> Written problem
Copy out verbatim the items below, from their very first line through the line that contains "timeframe-group: M1 M5", including both.

> Records supplied
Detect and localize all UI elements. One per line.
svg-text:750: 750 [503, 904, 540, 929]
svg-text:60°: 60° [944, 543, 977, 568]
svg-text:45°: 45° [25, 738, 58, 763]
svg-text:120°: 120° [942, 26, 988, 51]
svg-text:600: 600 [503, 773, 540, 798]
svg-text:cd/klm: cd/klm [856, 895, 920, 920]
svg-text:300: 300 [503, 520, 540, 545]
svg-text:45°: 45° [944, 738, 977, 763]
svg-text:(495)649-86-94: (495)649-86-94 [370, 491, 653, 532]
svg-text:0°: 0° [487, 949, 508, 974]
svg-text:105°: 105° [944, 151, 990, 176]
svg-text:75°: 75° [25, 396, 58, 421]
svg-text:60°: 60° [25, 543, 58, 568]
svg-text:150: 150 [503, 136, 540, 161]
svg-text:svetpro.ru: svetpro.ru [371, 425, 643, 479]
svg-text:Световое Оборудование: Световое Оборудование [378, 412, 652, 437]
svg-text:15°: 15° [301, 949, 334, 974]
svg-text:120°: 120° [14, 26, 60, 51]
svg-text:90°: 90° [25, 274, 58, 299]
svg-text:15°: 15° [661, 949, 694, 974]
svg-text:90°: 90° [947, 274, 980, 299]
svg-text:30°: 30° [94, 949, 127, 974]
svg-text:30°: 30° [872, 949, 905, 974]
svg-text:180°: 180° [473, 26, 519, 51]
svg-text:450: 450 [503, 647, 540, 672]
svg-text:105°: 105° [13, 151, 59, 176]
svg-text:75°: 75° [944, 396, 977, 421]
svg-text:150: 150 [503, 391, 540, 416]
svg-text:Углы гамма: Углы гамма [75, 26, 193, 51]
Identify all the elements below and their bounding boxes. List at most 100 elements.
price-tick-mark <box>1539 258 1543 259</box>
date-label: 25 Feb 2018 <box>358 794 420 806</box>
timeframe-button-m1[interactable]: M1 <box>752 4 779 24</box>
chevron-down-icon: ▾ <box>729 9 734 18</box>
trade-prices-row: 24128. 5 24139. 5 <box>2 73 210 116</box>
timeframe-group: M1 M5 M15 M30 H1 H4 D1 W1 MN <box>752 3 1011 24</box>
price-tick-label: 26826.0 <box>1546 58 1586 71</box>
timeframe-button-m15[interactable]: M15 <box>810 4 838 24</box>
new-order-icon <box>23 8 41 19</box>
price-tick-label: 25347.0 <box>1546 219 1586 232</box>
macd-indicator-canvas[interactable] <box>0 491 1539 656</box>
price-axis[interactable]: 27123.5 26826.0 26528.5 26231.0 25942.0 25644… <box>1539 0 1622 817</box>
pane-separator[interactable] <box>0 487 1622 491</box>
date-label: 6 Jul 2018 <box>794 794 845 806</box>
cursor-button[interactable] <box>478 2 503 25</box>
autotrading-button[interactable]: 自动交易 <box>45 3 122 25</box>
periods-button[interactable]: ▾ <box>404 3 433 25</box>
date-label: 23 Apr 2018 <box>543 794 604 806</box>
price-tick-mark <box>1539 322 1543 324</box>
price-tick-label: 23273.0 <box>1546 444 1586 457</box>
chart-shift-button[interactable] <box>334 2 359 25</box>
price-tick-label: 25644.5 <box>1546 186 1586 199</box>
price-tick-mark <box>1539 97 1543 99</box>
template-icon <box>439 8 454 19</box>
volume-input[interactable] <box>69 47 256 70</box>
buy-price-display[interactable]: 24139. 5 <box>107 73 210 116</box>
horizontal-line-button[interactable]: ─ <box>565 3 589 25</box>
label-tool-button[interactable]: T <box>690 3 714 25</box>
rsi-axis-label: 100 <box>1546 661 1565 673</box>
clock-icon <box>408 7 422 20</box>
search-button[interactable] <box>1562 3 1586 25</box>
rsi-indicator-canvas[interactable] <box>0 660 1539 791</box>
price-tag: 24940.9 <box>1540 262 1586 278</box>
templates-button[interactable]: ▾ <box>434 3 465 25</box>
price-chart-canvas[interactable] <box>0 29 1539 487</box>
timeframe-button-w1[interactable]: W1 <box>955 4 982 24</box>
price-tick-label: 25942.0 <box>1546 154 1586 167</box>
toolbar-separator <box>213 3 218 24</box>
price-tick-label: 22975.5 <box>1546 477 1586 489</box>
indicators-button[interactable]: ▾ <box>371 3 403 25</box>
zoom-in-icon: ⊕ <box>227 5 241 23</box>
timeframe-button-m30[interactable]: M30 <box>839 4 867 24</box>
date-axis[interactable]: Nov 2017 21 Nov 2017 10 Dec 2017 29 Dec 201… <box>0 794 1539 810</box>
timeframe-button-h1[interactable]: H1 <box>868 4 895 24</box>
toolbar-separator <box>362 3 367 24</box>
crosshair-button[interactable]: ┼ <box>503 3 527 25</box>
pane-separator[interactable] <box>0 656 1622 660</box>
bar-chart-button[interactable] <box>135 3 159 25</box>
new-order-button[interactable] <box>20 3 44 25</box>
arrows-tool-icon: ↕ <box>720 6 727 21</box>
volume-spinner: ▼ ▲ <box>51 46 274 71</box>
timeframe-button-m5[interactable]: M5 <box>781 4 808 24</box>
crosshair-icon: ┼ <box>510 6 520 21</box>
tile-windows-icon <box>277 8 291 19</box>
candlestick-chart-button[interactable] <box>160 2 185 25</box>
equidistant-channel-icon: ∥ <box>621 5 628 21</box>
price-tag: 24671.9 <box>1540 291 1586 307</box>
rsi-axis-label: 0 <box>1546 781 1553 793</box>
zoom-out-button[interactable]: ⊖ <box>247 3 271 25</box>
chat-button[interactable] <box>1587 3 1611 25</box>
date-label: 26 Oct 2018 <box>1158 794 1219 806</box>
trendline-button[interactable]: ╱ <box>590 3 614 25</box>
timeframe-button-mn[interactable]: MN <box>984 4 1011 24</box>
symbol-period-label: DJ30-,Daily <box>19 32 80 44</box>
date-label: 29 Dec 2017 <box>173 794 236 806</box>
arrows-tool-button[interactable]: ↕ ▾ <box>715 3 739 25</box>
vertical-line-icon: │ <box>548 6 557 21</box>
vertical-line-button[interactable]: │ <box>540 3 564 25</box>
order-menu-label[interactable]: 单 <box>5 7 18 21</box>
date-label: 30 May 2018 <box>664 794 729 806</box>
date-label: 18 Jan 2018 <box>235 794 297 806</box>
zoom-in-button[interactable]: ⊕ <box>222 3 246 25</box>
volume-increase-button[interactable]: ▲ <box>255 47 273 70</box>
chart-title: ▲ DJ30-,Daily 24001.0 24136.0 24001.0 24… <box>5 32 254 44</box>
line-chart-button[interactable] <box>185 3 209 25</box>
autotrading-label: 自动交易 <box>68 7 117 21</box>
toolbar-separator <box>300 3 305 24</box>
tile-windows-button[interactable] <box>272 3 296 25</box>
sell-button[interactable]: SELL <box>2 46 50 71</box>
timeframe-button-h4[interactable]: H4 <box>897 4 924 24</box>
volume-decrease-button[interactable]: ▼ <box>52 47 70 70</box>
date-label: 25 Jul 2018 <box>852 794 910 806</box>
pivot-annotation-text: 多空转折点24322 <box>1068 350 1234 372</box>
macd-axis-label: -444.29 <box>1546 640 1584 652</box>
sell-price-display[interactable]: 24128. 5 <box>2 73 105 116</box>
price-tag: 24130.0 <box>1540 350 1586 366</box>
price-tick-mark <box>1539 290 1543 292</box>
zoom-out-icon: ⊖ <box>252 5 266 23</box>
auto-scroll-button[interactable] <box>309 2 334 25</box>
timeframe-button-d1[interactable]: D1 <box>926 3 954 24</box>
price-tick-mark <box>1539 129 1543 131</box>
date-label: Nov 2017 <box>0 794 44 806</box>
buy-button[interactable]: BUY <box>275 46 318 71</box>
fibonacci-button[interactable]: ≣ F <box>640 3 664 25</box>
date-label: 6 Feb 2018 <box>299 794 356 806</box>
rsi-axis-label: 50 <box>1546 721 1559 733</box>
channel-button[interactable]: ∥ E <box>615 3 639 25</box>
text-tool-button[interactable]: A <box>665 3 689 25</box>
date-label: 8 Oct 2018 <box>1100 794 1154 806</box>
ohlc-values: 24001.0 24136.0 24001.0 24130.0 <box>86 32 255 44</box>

> Exercise output
Detect and localize all UI elements. One per line.
svg-text:750: 750 [503, 904, 540, 929]
svg-text:60°: 60° [944, 543, 977, 568]
svg-text:45°: 45° [25, 738, 58, 763]
svg-text:120°: 120° [942, 26, 988, 51]
svg-text:600: 600 [503, 773, 540, 798]
svg-text:cd/klm: cd/klm [856, 895, 920, 920]
svg-text:300: 300 [503, 520, 540, 545]
svg-text:45°: 45° [944, 738, 977, 763]
svg-text:(495)649-86-94: (495)649-86-94 [370, 491, 653, 532]
svg-text:0°: 0° [487, 949, 508, 974]
svg-text:105°: 105° [944, 151, 990, 176]
svg-text:75°: 75° [25, 396, 58, 421]
svg-text:60°: 60° [25, 543, 58, 568]
svg-text:150: 150 [503, 136, 540, 161]
svg-text:svetpro.ru: svetpro.ru [371, 425, 643, 479]
svg-text:Световое Оборудование: Световое Оборудование [378, 412, 652, 437]
svg-text:15°: 15° [301, 949, 334, 974]
svg-text:120°: 120° [14, 26, 60, 51]
svg-text:90°: 90° [25, 274, 58, 299]
svg-text:15°: 15° [661, 949, 694, 974]
svg-text:90°: 90° [947, 274, 980, 299]
svg-text:30°: 30° [94, 949, 127, 974]
svg-text:30°: 30° [872, 949, 905, 974]
svg-text:180°: 180° [473, 26, 519, 51]
svg-text:450: 450 [503, 647, 540, 672]
svg-text:105°: 105° [13, 151, 59, 176]
svg-text:75°: 75° [944, 396, 977, 421]
svg-text:150: 150 [503, 391, 540, 416]
svg-text:Углы гамма: Углы гамма [75, 26, 193, 51]
Identify all the elements below and their bounding boxes. List at most 100 elements.
price-tick-mark <box>1539 258 1543 259</box>
date-label: 25 Feb 2018 <box>358 794 420 806</box>
timeframe-button-m1[interactable]: M1 <box>752 4 779 24</box>
chevron-down-icon: ▾ <box>729 9 734 18</box>
trade-prices-row: 24128. 5 24139. 5 <box>2 73 210 116</box>
timeframe-group: M1 M5 M15 M30 H1 H4 D1 W1 MN <box>752 3 1011 24</box>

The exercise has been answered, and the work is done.